PROMPT
Check each line of the material below for "What", then copy the ones that contain it.

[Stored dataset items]

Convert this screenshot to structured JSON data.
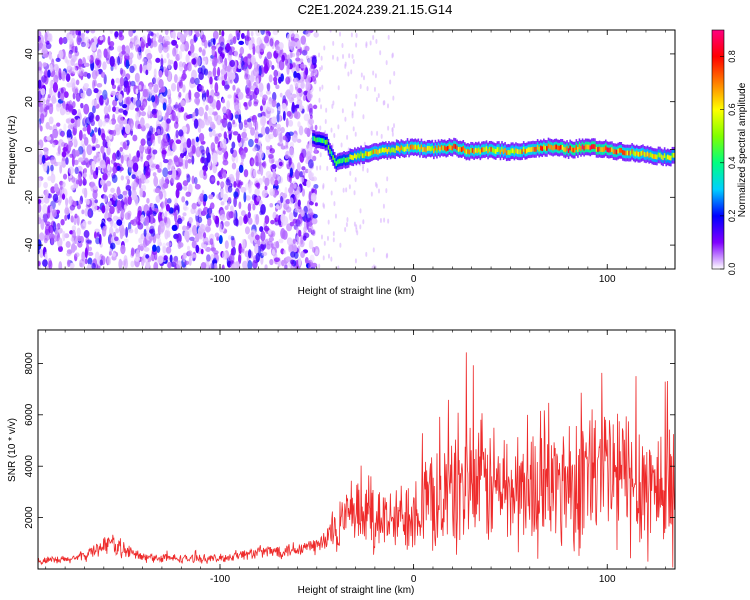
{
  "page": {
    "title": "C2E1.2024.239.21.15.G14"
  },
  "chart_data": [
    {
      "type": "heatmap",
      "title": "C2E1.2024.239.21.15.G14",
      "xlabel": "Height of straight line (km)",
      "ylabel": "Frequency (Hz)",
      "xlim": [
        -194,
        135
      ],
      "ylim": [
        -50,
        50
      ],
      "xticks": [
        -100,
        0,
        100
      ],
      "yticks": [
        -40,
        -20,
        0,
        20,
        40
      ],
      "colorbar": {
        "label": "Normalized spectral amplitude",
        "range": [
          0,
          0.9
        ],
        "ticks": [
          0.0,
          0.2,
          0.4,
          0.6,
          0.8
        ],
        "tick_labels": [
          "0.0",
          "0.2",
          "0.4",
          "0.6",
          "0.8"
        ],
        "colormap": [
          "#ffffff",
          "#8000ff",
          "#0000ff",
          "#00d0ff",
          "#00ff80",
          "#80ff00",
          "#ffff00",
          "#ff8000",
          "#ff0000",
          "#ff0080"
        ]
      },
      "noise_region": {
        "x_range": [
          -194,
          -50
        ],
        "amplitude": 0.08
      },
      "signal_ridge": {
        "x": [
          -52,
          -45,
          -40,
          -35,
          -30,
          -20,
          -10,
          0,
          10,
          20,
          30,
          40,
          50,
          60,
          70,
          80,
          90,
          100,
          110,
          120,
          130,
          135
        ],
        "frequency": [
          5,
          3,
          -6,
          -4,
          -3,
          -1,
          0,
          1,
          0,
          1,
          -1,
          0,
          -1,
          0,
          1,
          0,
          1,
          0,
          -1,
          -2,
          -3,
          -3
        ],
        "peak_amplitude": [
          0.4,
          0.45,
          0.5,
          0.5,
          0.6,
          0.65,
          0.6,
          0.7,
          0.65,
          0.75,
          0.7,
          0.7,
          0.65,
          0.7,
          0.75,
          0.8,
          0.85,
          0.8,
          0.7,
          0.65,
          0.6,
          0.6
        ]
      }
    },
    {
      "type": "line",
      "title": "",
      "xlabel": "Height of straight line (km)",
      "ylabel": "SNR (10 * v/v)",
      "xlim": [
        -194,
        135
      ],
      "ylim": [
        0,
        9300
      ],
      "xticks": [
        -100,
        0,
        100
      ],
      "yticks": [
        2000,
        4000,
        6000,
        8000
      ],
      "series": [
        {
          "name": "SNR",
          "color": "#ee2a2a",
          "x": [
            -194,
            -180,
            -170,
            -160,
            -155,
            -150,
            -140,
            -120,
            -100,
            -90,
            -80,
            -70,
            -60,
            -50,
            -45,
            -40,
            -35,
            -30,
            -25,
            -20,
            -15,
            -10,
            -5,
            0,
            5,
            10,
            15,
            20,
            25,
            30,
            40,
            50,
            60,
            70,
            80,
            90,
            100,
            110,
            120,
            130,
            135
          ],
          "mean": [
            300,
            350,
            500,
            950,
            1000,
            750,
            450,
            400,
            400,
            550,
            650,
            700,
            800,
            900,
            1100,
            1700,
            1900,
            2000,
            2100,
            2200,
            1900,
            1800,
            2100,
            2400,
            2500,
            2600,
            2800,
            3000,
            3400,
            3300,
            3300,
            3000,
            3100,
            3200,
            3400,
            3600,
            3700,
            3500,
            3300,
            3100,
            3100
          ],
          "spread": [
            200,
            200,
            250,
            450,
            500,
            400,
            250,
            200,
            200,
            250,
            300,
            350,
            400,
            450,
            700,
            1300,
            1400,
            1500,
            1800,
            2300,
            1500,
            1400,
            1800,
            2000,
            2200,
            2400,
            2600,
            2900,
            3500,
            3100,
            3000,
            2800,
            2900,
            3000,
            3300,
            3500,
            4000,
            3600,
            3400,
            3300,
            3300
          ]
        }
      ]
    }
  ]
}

---

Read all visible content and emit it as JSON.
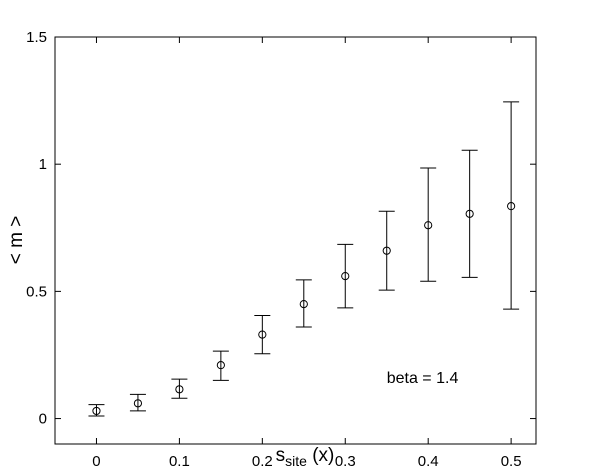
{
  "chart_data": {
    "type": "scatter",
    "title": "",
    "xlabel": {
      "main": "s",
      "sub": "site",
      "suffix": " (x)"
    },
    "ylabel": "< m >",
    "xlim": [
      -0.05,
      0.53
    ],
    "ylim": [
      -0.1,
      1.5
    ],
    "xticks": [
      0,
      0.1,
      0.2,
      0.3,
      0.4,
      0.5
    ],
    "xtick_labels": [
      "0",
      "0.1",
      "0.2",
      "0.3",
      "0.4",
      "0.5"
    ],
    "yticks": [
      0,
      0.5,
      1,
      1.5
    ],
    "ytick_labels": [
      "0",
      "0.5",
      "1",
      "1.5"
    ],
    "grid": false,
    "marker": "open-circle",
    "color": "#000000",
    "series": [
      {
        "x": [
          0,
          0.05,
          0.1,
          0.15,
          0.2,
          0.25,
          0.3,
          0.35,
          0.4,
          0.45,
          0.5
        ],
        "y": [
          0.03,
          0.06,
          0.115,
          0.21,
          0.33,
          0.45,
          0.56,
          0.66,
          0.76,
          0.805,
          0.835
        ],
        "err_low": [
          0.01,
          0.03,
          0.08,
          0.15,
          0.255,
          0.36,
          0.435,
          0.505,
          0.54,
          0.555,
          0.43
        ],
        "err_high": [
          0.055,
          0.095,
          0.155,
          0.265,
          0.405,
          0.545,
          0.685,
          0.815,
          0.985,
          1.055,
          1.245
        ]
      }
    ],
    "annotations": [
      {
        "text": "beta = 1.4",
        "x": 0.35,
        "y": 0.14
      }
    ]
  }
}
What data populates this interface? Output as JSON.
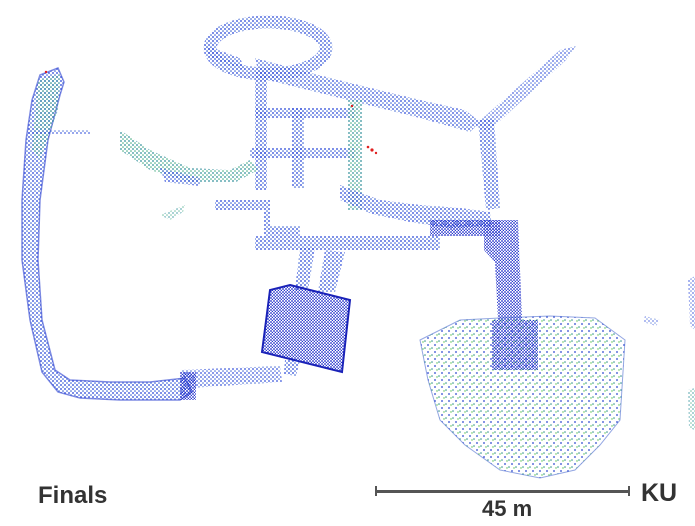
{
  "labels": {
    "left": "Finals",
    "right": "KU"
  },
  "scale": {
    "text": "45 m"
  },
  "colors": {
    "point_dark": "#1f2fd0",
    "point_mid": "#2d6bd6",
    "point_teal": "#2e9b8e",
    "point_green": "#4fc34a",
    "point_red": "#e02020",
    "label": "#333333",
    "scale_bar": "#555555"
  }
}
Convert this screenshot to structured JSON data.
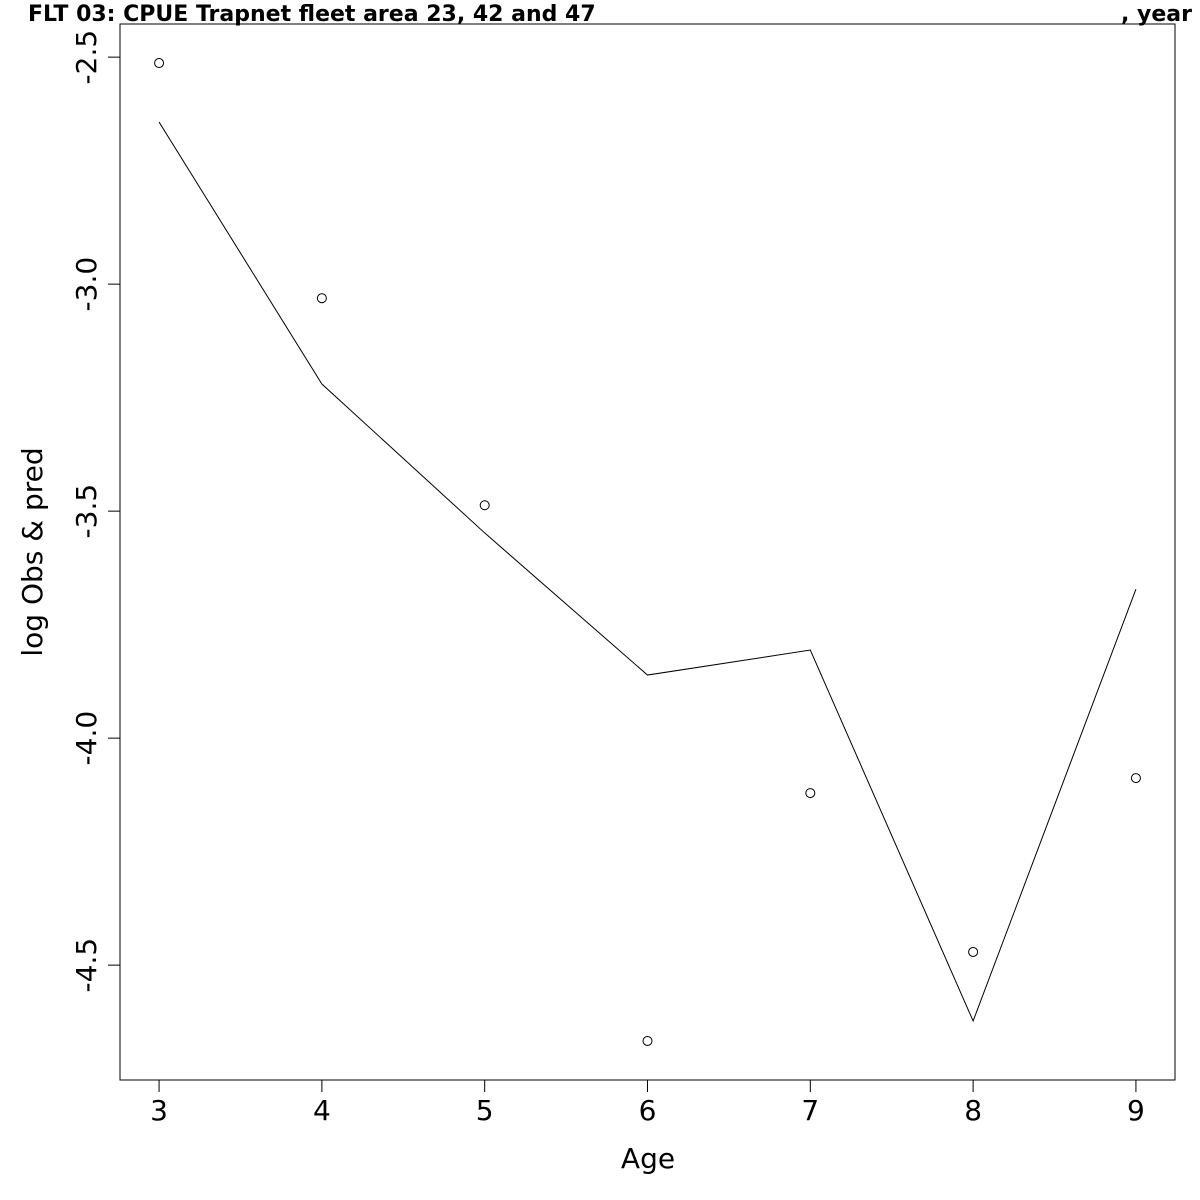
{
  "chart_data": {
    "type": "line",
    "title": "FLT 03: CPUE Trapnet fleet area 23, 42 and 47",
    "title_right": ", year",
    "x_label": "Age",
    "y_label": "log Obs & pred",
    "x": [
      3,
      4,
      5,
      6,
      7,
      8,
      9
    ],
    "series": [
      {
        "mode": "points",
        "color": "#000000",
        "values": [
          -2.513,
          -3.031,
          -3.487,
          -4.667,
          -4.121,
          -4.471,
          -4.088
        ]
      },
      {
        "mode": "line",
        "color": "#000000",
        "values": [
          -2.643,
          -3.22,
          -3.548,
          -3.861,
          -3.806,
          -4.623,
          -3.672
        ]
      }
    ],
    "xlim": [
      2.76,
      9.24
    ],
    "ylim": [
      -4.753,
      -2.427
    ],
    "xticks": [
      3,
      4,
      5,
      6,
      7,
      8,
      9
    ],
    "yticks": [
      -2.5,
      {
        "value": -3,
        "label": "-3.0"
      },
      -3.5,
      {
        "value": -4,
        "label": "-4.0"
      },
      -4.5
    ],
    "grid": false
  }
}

...

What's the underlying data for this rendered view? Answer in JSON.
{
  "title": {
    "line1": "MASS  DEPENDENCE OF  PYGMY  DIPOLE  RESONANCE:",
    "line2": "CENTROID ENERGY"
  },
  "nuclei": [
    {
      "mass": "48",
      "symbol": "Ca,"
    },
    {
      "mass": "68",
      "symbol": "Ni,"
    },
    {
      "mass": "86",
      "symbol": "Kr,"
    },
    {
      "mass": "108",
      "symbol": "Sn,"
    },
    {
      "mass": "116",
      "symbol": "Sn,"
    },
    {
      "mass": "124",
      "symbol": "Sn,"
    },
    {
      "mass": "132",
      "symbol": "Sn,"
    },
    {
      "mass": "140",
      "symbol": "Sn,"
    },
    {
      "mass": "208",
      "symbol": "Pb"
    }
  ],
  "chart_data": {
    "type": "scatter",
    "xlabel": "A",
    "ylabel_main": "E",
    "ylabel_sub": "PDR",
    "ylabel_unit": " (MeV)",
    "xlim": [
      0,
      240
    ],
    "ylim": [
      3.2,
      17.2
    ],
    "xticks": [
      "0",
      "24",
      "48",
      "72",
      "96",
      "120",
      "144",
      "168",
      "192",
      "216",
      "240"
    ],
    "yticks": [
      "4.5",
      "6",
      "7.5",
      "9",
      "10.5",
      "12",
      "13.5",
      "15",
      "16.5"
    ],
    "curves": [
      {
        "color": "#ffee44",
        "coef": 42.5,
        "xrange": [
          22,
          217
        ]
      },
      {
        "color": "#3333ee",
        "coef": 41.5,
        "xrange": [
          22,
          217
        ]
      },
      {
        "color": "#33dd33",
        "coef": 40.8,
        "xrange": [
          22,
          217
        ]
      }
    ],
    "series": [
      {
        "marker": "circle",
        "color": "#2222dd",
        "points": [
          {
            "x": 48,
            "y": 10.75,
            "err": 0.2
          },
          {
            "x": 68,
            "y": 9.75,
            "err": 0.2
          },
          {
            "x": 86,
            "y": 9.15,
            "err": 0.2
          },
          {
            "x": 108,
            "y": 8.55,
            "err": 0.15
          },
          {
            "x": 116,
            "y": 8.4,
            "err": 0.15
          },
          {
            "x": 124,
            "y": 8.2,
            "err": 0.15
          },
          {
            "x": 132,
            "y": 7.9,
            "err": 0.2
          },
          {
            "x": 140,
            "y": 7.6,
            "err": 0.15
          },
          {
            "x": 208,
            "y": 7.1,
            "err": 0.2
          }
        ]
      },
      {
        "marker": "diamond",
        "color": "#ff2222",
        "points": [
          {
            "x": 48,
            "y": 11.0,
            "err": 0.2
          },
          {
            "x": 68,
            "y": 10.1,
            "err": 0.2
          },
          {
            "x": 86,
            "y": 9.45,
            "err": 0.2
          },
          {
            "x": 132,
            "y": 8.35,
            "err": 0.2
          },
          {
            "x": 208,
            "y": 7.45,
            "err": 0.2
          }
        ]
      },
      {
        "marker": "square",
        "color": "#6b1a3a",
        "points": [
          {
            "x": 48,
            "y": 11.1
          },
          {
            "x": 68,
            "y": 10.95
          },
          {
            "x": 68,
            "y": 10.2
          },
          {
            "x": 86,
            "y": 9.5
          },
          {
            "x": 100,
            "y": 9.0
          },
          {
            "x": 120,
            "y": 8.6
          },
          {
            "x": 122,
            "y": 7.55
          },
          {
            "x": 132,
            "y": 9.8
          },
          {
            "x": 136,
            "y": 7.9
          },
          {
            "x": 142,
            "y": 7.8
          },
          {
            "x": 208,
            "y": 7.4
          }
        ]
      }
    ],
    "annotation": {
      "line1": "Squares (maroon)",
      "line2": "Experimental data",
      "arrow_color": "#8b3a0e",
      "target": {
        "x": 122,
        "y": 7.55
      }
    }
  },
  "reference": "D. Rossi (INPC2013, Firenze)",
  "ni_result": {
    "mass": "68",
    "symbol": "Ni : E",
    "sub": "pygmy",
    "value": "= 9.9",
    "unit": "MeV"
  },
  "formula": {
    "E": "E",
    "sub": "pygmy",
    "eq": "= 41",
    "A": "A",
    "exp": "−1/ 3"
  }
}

ANSWER TO THE EXERCISE
What data populates this interface? Output as JSON.
What's the underlying data for this rendered view? Answer in JSON.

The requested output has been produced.